### RECORDS PROVIDED

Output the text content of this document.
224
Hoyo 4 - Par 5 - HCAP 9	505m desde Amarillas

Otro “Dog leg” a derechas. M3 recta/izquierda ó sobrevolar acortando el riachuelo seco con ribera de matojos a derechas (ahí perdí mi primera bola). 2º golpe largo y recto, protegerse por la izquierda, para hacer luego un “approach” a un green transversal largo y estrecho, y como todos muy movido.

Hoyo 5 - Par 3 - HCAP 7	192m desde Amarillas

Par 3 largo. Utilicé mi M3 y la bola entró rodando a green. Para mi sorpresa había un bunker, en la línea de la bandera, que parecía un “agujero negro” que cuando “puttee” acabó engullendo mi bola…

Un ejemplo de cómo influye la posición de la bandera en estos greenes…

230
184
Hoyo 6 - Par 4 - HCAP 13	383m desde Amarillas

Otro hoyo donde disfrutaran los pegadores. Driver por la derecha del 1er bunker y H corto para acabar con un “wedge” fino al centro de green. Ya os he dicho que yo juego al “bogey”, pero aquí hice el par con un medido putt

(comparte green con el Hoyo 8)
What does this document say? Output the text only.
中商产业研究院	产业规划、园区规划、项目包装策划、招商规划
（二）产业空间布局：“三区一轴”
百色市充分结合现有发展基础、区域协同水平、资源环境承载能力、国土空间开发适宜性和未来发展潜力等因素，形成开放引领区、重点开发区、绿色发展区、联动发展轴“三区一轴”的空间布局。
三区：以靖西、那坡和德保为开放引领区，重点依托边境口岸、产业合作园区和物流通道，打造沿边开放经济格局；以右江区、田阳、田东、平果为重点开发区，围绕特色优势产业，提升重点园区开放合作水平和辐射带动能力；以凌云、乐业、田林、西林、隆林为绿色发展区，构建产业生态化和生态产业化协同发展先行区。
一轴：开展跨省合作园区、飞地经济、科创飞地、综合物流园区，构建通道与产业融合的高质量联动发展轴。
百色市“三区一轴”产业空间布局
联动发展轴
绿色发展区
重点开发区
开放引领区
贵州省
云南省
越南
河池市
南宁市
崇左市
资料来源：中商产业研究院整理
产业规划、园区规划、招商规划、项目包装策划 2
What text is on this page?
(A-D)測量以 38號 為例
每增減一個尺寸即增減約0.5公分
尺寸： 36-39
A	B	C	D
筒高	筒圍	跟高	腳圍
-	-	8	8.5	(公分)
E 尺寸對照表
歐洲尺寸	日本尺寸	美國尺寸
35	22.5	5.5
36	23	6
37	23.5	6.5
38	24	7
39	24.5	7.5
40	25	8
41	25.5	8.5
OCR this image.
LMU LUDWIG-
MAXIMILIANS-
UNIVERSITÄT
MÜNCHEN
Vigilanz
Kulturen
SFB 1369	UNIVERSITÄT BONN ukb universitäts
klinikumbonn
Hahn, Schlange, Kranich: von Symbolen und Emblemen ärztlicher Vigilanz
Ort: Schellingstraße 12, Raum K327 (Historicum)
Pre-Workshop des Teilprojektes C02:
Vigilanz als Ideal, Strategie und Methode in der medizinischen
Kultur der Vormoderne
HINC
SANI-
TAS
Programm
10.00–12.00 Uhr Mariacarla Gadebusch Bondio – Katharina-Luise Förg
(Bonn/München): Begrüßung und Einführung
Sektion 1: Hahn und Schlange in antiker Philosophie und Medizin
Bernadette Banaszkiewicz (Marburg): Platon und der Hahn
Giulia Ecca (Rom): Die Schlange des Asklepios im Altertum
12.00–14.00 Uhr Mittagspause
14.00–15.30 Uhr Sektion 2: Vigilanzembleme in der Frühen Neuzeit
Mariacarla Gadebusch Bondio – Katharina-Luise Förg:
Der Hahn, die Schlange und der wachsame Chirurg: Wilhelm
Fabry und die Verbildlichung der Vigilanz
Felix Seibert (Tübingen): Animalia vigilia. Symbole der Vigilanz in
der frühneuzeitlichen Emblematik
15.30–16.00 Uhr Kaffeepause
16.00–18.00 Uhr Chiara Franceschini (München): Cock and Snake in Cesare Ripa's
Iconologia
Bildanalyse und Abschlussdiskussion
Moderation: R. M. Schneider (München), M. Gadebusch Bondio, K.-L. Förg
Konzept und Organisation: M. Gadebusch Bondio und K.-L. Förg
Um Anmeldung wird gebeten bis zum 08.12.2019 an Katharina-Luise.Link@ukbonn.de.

######

EXERCISE BRIEF
Select every line above that contains the word "bandera", and copy it.

TASK RESULT
Par 3 largo. Utilicé mi M3 y la bola entró rodando a green. Para mi sorpresa había un bunker, en la línea de la bandera, que parecía un “agujero negro” que cuando “puttee” acabó engullendo mi bola…
Un ejemplo de cómo influye la posición de la bandera en estos greenes…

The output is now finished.